What is asked →
Give the listing again in full, exactly as written.

── Stored records ──

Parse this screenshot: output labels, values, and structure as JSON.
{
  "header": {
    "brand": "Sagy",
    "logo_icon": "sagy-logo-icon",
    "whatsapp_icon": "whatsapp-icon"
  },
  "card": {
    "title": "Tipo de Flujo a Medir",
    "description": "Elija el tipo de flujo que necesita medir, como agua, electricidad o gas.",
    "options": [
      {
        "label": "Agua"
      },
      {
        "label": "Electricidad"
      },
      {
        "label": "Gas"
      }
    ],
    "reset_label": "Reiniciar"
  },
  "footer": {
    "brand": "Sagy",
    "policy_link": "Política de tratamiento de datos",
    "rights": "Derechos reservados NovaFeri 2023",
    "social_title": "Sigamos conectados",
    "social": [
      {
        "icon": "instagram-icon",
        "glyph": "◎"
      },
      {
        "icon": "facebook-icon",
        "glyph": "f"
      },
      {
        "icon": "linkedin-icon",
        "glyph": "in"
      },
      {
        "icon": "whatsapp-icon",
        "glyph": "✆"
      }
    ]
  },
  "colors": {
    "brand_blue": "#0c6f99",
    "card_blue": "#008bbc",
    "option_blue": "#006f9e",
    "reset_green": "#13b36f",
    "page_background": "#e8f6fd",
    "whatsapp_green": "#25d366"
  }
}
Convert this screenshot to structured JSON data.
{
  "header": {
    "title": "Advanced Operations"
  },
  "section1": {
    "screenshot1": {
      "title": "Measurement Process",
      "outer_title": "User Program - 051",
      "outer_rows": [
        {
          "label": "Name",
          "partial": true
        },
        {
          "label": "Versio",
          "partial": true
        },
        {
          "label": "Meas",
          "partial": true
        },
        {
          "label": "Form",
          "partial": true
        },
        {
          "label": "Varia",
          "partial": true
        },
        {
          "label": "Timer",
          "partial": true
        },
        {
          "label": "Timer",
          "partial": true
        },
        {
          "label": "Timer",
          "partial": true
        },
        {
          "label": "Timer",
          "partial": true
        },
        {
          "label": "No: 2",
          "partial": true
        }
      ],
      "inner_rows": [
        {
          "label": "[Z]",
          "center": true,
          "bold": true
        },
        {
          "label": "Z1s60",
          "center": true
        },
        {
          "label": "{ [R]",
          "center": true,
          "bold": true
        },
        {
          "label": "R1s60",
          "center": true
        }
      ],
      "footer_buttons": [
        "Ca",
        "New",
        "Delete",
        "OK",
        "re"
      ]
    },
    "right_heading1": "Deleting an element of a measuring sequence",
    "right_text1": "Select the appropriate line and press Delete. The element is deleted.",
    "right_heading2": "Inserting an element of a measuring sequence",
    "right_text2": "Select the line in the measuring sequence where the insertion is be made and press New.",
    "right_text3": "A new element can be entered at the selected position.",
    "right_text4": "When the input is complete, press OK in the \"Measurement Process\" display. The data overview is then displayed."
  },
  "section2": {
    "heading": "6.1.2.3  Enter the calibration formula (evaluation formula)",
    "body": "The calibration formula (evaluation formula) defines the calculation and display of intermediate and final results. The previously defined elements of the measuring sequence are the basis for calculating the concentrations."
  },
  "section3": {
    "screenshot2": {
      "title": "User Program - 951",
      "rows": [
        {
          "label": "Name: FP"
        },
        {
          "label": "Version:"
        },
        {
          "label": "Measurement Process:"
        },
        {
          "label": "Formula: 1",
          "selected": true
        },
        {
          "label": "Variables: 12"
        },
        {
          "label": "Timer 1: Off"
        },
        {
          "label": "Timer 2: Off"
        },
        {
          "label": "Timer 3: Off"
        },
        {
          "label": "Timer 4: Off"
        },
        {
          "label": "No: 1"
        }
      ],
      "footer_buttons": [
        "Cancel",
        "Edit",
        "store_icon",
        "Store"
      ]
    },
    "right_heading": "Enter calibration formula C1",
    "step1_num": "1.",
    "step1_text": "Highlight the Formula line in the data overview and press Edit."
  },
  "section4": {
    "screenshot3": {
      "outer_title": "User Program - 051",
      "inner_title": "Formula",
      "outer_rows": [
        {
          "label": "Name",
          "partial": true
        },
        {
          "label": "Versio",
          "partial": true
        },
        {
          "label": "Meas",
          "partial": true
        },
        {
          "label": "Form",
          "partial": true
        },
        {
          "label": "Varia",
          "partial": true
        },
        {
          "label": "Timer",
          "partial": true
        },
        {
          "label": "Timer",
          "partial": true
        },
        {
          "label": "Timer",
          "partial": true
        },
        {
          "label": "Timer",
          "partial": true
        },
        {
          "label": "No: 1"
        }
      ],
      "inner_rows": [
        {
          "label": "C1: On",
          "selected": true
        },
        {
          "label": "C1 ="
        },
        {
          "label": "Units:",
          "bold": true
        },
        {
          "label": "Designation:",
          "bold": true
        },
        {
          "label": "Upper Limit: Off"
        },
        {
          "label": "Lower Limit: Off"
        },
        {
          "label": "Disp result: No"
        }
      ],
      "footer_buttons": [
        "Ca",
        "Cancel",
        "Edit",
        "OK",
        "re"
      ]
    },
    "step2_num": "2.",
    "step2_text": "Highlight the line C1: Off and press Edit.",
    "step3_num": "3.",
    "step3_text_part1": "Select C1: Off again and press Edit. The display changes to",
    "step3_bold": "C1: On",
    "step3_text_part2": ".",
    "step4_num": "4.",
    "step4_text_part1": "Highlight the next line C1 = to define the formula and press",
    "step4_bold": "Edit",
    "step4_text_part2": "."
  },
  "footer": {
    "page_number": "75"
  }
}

───

Response to this exercise →
Parse this screenshot: output labels, values, and structure as JSON.
{
  "header": {
    "brand": "Sagy",
    "logo_icon": "sagy-logo-icon",
    "whatsapp_icon": "whatsapp-icon"
  },
  "card": {
    "title": "Tipo de Flujo a Medir",
    "description": "Elija el tipo de flujo que necesita medir, como agua, electricidad o gas.",
    "options": [
      {
        "label": "Agua"
      },
      {
        "label": "Electricidad"
      },
      {
        "label": "Gas"
      }
    ],
    "reset_label": "Reiniciar"
  },
  "footer": {
    "brand": "Sagy",
    "policy_link": "Política de tratamiento de datos",
    "rights": "Derechos reservados NovaFeri 2023",
    "social_title": "Sigamos conectados",
    "social": [
      {
        "icon": "instagram-icon",
        "glyph": "◎"
      },
      {
        "icon": "facebook-icon",
        "glyph": "f"
      },
      {
        "icon": "linkedin-icon",
        "glyph": "in"
      },
      {
        "icon": "whatsapp-icon",
        "glyph": "✆"
      }
    ]
  },
  "colors": {
    "brand_blue": "#0c6f99",
    "card_blue": "#008bbc",
    "option_blue": "#006f9e",
    "reset_green": "#13b36f",
    "page_background": "#e8f6fd",
    "whatsapp_green": "#25d366"
  }
}
Convert this screenshot to structured JSON data.
{
  "header": {
    "title": "Advanced Operations"
  },
  "section1": {
    "screenshot1": {
      "title": "Measurement Process",
      "outer_title": "User Program - 051",
      "outer_rows": [
        {
          "label": "Name",
          "partial": true
        },
        {
          "label": "Versio",
          "partial": true
        },
        {
          "label": "Meas",
          "partial": true
        },
        {
          "label": "Form",
          "partial": true
        },
        {
          "label": "Varia",
          "partial": true
        },
        {
          "label": "Timer",
          "partial": true
        },
        {
          "label": "Timer",
          "partial": true
        },
        {
          "label": "Timer",
          "partial": true
        },
        {
          "label": "Timer",
          "partial": true
        },
        {
          "label": "No: 2",
          "partial": true
        }
      ],
      "inner_rows": [
        {
          "label": "[Z]",
          "center": true,
          "bold": true
        },
        {
          "label": "Z1s60",
          "center": true
        },
        {
          "label": "{ [R]",
          "center": true,
          "bold": true
        },
        {
          "label": "R1s60",
          "center": true
        }
      ],
      "footer_buttons": [
        "Ca",
        "New",
        "Delete",
        "OK",
        "re"
      ]
    },
    "right_heading1": "Deleting an element of a measuring sequence",
    "right_text1": "Select the appropriate line and press Delete. The element is deleted.",
    "right_heading2": "Inserting an element of a measuring sequence",
    "right_text2": "Select the line in the measuring sequence where the insertion is be made and press New.",
    "right_text3": "A new element can be entered at the selected position.",
    "right_text4": "When the input is complete, press OK in the \"Measurement Process\" display. The data overview is then displayed."
  },
  "section2": {
    "heading": "6.1.2.3  Enter the calibration formula (evaluation formula)",
    "body": "The calibration formula (evaluation formula) defines the calculation and display of intermediate and final results. The previously defined elements of the measuring sequence are the basis for calculating the concentrations."
  },
  "section3": {
    "screenshot2": {
      "title": "User Program - 951",
      "rows": [
        {
          "label": "Name: FP"
        },
        {
          "label": "Version:"
        },
        {
          "label": "Measurement Process:"
        },
        {
          "label": "Formula: 1",
          "selected": true
        },
        {
          "label": "Variables: 12"
        },
        {
          "label": "Timer 1: Off"
        },
        {
          "label": "Timer 2: Off"
        },
        {
          "label": "Timer 3: Off"
        },
        {
          "label": "Timer 4: Off"
        },
        {
          "label": "No: 1"
        }
      ],
      "footer_buttons": [
        "Cancel",
        "Edit",
        "store_icon",
        "Store"
      ]
    },
    "right_heading": "Enter calibration formula C1",
    "step1_num": "1.",
    "step1_text": "Highlight the Formula line in the data overview and press Edit."
  },
  "section4": {
    "screenshot3": {
      "outer_title": "User Program - 051",
      "inner_title": "Formula",
      "outer_rows": [
        {
          "label": "Name",
          "partial": true
        },
        {
          "label": "Versio",
          "partial": true
        },
        {
          "label": "Meas",
          "partial": true
        },
        {
          "label": "Form",
          "partial": true
        },
        {
          "label": "Varia",
          "partial": true
        },
        {
          "label": "Timer",
          "partial": true
        },
        {
          "label": "Timer",
          "partial": true
        },
        {
          "label": "Timer",
          "partial": true
        },
        {
          "label": "Timer",
          "partial": true
        },
        {
          "label": "No: 1"
        }
      ],
      "inner_rows": [
        {
          "label": "C1: On",
          "selected": true
        },
        {
          "label": "C1 ="
        },
        {
          "label": "Units:",
          "bold": true
        },
        {
          "label": "Designation:",
          "bold": true
        },
        {
          "label": "Upper Limit: Off"
        },
        {
          "label": "Lower Limit: Off"
        },
        {
          "label": "Disp result: No"
        }
      ],
      "footer_buttons": [
        "Ca",
        "Cancel",
        "Edit",
        "OK",
        "re"
      ]
    },
    "step2_num": "2.",
    "step2_text": "Highlight the line C1: Off and press Edit.",
    "step3_num": "3.",
    "step3_text_part1": "Select C1: Off again and press Edit. The display changes to",
    "step3_bold": "C1: On",
    "step3_text_part2": ".",
    "step4_num": "4.",
    "step4_text_part1": "Highlight the next line C1 = to define the formula and press",
    "step4_bold": "Edit",
    "step4_text_part2": "."
  },
  "footer": {
    "page_number": "75"
  }
}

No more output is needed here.